:: Exercise material ::

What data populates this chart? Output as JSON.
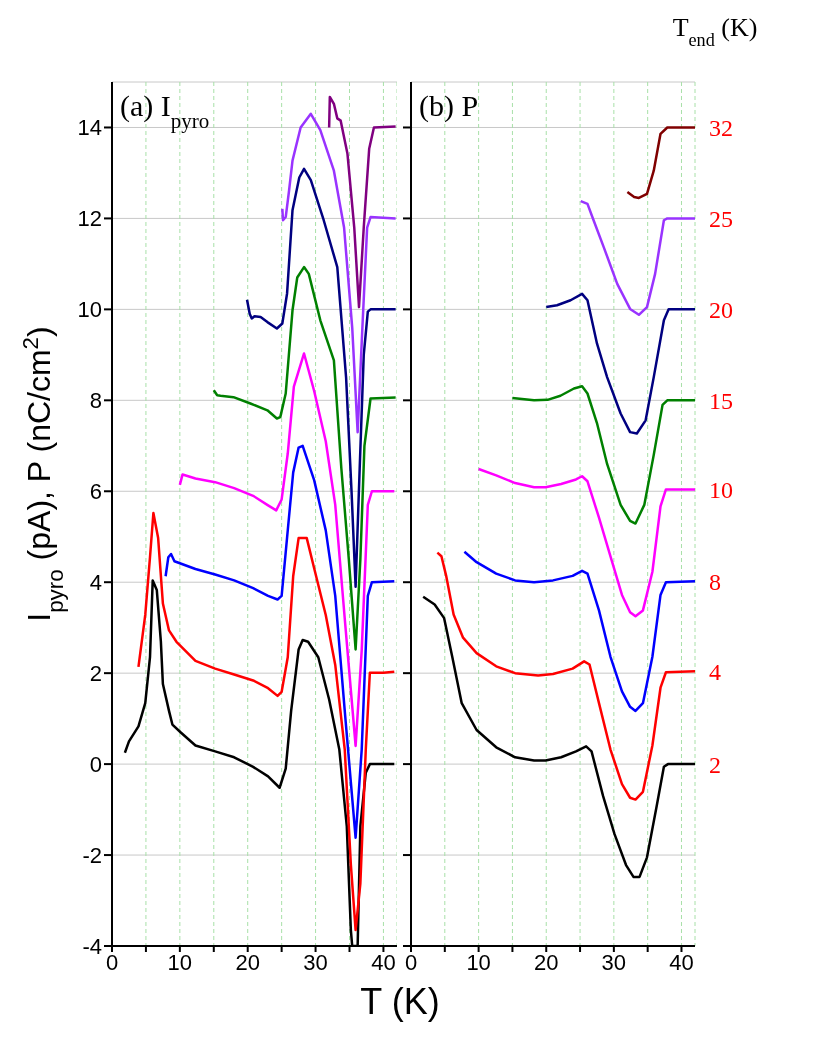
{
  "chart_data": [
    {
      "type": "line",
      "annotations": [
        "(a) I$_{pyro}$"
      ],
      "ylabel": "I$_{pyro}$ (pA),    P (nC/cm$^{2}$)",
      "xlabel": "T (K)",
      "xlim": [
        0,
        42
      ],
      "xticks": [
        0,
        {
          "value": 5,
          "label": null
        },
        10,
        {
          "value": 15,
          "label": null
        },
        20,
        {
          "value": 25,
          "label": null
        },
        30,
        {
          "value": 35,
          "label": null
        },
        40
      ],
      "ylim": [
        -4,
        15
      ],
      "yticks": [
        -4,
        -2,
        0,
        2,
        4,
        6,
        8,
        10,
        12,
        14
      ],
      "grid": true,
      "series": [
        {
          "color": "#000000",
          "x": [
            1.9,
            2.5,
            3.9,
            4.9,
            5.6,
            6.0,
            6.6,
            7.2,
            7.5,
            8.4,
            8.9,
            10.1,
            12.3,
            15.2,
            18,
            20.8,
            23,
            24.7,
            25.6,
            26.4,
            27.5,
            28.1,
            28.9,
            30.4,
            32,
            33.5,
            34.6,
            35.2,
            35.4,
            36.2,
            36.6,
            37.4,
            38,
            40,
            41.6
          ],
          "values": [
            0.25,
            0.5,
            0.83,
            1.34,
            2.35,
            4.04,
            3.83,
            2.7,
            1.76,
            1.17,
            0.87,
            0.7,
            0.41,
            0.28,
            0.15,
            -0.06,
            -0.27,
            -0.52,
            -0.1,
            1.17,
            2.52,
            2.73,
            2.69,
            2.35,
            1.42,
            0.32,
            -1.37,
            -3.65,
            -4,
            -4,
            -1.37,
            -0.19,
            0,
            0,
            0
          ]
        },
        {
          "color": "#ff0000",
          "x": [
            3.9,
            4.9,
            5.6,
            6.1,
            6.8,
            7.5,
            8.4,
            9.5,
            12.3,
            15.2,
            18,
            20.8,
            23,
            24.4,
            25,
            25.9,
            26.7,
            27.5,
            28.7,
            29.8,
            31.5,
            32.9,
            34.3,
            35.2,
            35.9,
            36.6,
            37.4,
            38,
            40,
            41.6
          ],
          "values": [
            2.14,
            3.28,
            4.55,
            5.52,
            4.97,
            3.53,
            2.94,
            2.69,
            2.27,
            2.1,
            1.97,
            1.84,
            1.67,
            1.5,
            1.59,
            2.35,
            4.13,
            4.97,
            4.97,
            4.3,
            3.28,
            2.18,
            0.32,
            -2.21,
            -3.65,
            -2.63,
            0.32,
            2.01,
            2.01,
            2.03
          ]
        },
        {
          "color": "#0000ff",
          "x": [
            7.9,
            8.3,
            8.7,
            9.2,
            12.3,
            15.2,
            18,
            20.8,
            23,
            24.4,
            25,
            25.9,
            26.7,
            27.5,
            28.1,
            29.8,
            31.5,
            32.9,
            34.3,
            35.9,
            36.8,
            37.7,
            38.3,
            41.6
          ],
          "values": [
            4.13,
            4.55,
            4.62,
            4.46,
            4.29,
            4.17,
            4.04,
            3.87,
            3.7,
            3.62,
            3.7,
            5.14,
            6.41,
            6.96,
            7.0,
            6.24,
            5.14,
            3.7,
            1.17,
            -1.62,
            0.32,
            3.7,
            4.0,
            4.02
          ]
        },
        {
          "color": "#ff00ff",
          "x": [
            10,
            10.4,
            12.3,
            15.2,
            18,
            20.8,
            23,
            24.2,
            25,
            25.9,
            26.8,
            28.3,
            29.8,
            31.5,
            32.9,
            34.3,
            35.9,
            36.8,
            37.7,
            38.3,
            41.6
          ],
          "values": [
            6.14,
            6.37,
            6.28,
            6.2,
            6.07,
            5.9,
            5.69,
            5.58,
            5.82,
            6.83,
            8.3,
            9.03,
            8.2,
            7.1,
            5.7,
            3.2,
            0.4,
            2.5,
            5.7,
            6.0,
            6.0
          ]
        },
        {
          "color": "#008000",
          "x": [
            15,
            15.5,
            16,
            17.9,
            20.4,
            22.9,
            24.3,
            24.8,
            25.6,
            26.6,
            27.3,
            28.3,
            29,
            30.7,
            32.7,
            33.8,
            34.9,
            35.9,
            36.6,
            37.2,
            38.1,
            41.8
          ],
          "values": [
            8.22,
            8.11,
            8.1,
            8.07,
            7.93,
            7.78,
            7.6,
            7.63,
            8.15,
            9.98,
            10.7,
            10.93,
            10.78,
            9.76,
            8.88,
            6.5,
            4.5,
            2.52,
            4.5,
            7.0,
            8.04,
            8.06
          ]
        },
        {
          "color": "#000080",
          "x": [
            19.9,
            20.3,
            20.6,
            21,
            21.9,
            22.9,
            24.3,
            25.1,
            25.8,
            26.6,
            27.6,
            28.3,
            29.3,
            31.2,
            33.2,
            34.5,
            35.3,
            35.9,
            36.5,
            37.1,
            37.7,
            38.1,
            41.8
          ],
          "values": [
            10.21,
            9.9,
            9.8,
            9.85,
            9.83,
            9.72,
            9.58,
            9.69,
            10.35,
            12.18,
            12.9,
            13.09,
            12.84,
            11.96,
            10.93,
            8.5,
            6,
            3.9,
            6.5,
            9.0,
            9.95,
            10.0,
            10.0
          ]
        },
        {
          "color": "#9933ff",
          "x": [
            25.1,
            25.2,
            25.6,
            26.1,
            26.6,
            27.8,
            29.3,
            30.7,
            32.7,
            34.2,
            35.4,
            36.2,
            36.9,
            37.6,
            38.1,
            41.8
          ],
          "values": [
            12.21,
            11.96,
            12.03,
            12.62,
            13.27,
            14.0,
            14.3,
            13.94,
            13.05,
            11.8,
            9.6,
            7.3,
            9.6,
            11.8,
            12.03,
            12.0
          ]
        },
        {
          "color": "#800080",
          "x": [
            32,
            32.1,
            32.7,
            33.2,
            33.7,
            34.7,
            35.7,
            36.4,
            37.1,
            37.9,
            38.6,
            41.8
          ],
          "values": [
            14.0,
            14.67,
            14.52,
            14.2,
            14.15,
            13.42,
            11.8,
            10.05,
            11.8,
            13.53,
            14.0,
            14.02
          ]
        }
      ]
    },
    {
      "type": "line",
      "annotations": [
        "(b) P"
      ],
      "legend_title": "T$_{end}$ (K)",
      "tick_labels": "x",
      "xlim": [
        0,
        42
      ],
      "xticks": [
        0,
        {
          "value": 5,
          "label": null
        },
        10,
        {
          "value": 15,
          "label": null
        },
        20,
        {
          "value": 25,
          "label": null
        },
        30,
        {
          "value": 35,
          "label": null
        },
        40
      ],
      "ylim": [
        -4,
        15
      ],
      "yticks": [
        {
          "value": -4,
          "label": null
        },
        {
          "value": -2,
          "label": null
        },
        {
          "value": 0,
          "label": null
        },
        {
          "value": 2,
          "label": null
        },
        {
          "value": 4,
          "label": null
        },
        {
          "value": 6,
          "label": null
        },
        {
          "value": 8,
          "label": null
        },
        {
          "value": 10,
          "label": null
        },
        {
          "value": 12,
          "label": null
        },
        {
          "value": 14,
          "label": null
        }
      ],
      "grid": true,
      "series": [
        {
          "name": "2",
          "color": "#000000",
          "x": [
            1.8,
            3.5,
            4.9,
            6.1,
            7.5,
            9.7,
            12.6,
            15.4,
            18.2,
            19.9,
            22.2,
            24.4,
            25.9,
            26.7,
            28.4,
            30.1,
            31.8,
            32.9,
            33.8,
            34.9,
            36.3,
            37.4,
            38,
            42
          ],
          "values": [
            3.68,
            3.51,
            3.21,
            2.36,
            1.34,
            0.75,
            0.37,
            0.15,
            0.08,
            0.08,
            0.15,
            0.28,
            0.39,
            0.28,
            -0.7,
            -1.54,
            -2.22,
            -2.48,
            -2.48,
            -2.05,
            -0.95,
            -0.06,
            0,
            0
          ]
        },
        {
          "name": "4",
          "color": "#ff0000",
          "x": [
            3.9,
            4.5,
            5.2,
            6.3,
            7.7,
            9.7,
            12.6,
            15.4,
            18.8,
            21,
            23.9,
            25.6,
            26.4,
            27.8,
            29.5,
            31.2,
            32.4,
            33.2,
            34.3,
            35.7,
            36.9,
            37.7,
            42
          ],
          "values": [
            4.65,
            4.57,
            4.14,
            3.29,
            2.78,
            2.44,
            2.15,
            2.0,
            1.95,
            1.98,
            2.1,
            2.26,
            2.19,
            1.34,
            0.32,
            -0.44,
            -0.74,
            -0.78,
            -0.61,
            0.41,
            1.68,
            2.02,
            2.04
          ]
        },
        {
          "name": "8",
          "color": "#0000ff",
          "x": [
            7.9,
            9.7,
            12.6,
            15.4,
            18.2,
            21,
            23.9,
            25.3,
            26.1,
            27.8,
            29.5,
            31.2,
            32.4,
            33.2,
            34.3,
            35.7,
            36.9,
            37.7,
            42
          ],
          "values": [
            4.67,
            4.44,
            4.19,
            4.04,
            4.0,
            4.04,
            4.14,
            4.25,
            4.19,
            3.38,
            2.36,
            1.6,
            1.26,
            1.17,
            1.34,
            2.36,
            3.72,
            4.0,
            4.02
          ]
        },
        {
          "name": "10",
          "color": "#ff00ff",
          "x": [
            10,
            12.6,
            15.4,
            18.2,
            19.9,
            22.2,
            24.4,
            25.3,
            26.1,
            27.8,
            29.5,
            31.2,
            32.4,
            33.2,
            34.3,
            35.7,
            36.9,
            37.7,
            42
          ],
          "values": [
            6.49,
            6.35,
            6.18,
            6.09,
            6.09,
            6.16,
            6.26,
            6.33,
            6.22,
            5.42,
            4.57,
            3.72,
            3.34,
            3.25,
            3.38,
            4.23,
            5.67,
            6.04,
            6.04
          ]
        },
        {
          "name": "15",
          "color": "#008000",
          "x": [
            15,
            18.2,
            20.2,
            22.1,
            24.1,
            25.3,
            26.1,
            27.5,
            29,
            31,
            32.4,
            33.2,
            34.5,
            35.9,
            37.2,
            37.9,
            42
          ],
          "values": [
            8.05,
            8.0,
            8.01,
            8.1,
            8.26,
            8.31,
            8.15,
            7.5,
            6.6,
            5.7,
            5.35,
            5.29,
            5.7,
            6.8,
            7.9,
            8.0,
            8.0
          ]
        },
        {
          "name": "20",
          "color": "#000080",
          "x": [
            20,
            21.6,
            23.6,
            25.3,
            26.1,
            27.5,
            29,
            31,
            32.4,
            33.4,
            34.7,
            35.9,
            37.4,
            38.1,
            42
          ],
          "values": [
            10.05,
            10.09,
            10.2,
            10.34,
            10.2,
            9.25,
            8.51,
            7.71,
            7.3,
            7.27,
            7.56,
            8.51,
            9.76,
            10.0,
            10.0
          ]
        },
        {
          "name": "25",
          "color": "#9933ff",
          "x": [
            25.1,
            26.1,
            27,
            28.5,
            30.5,
            32.4,
            33.7,
            34.9,
            36.1,
            37.4,
            37.9,
            42
          ],
          "values": [
            12.38,
            12.32,
            11.96,
            11.37,
            10.56,
            10.01,
            9.88,
            10.05,
            10.78,
            11.96,
            12.0,
            12.0
          ]
        },
        {
          "name": "32",
          "color": "#800000",
          "x": [
            32,
            33,
            33.7,
            34.9,
            35.9,
            36.9,
            37.9,
            42
          ],
          "values": [
            12.58,
            12.47,
            12.45,
            12.54,
            13.05,
            13.86,
            14.0,
            14.0
          ]
        }
      ]
    }
  ]
}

:::

For each line above that contains the word "name", copy that line.

Solution:
          "name": "2",
          "name": "4",
          "name": "8",
          "name": "10",
          "name": "15",
          "name": "20",
          "name": "25",
          "name": "32",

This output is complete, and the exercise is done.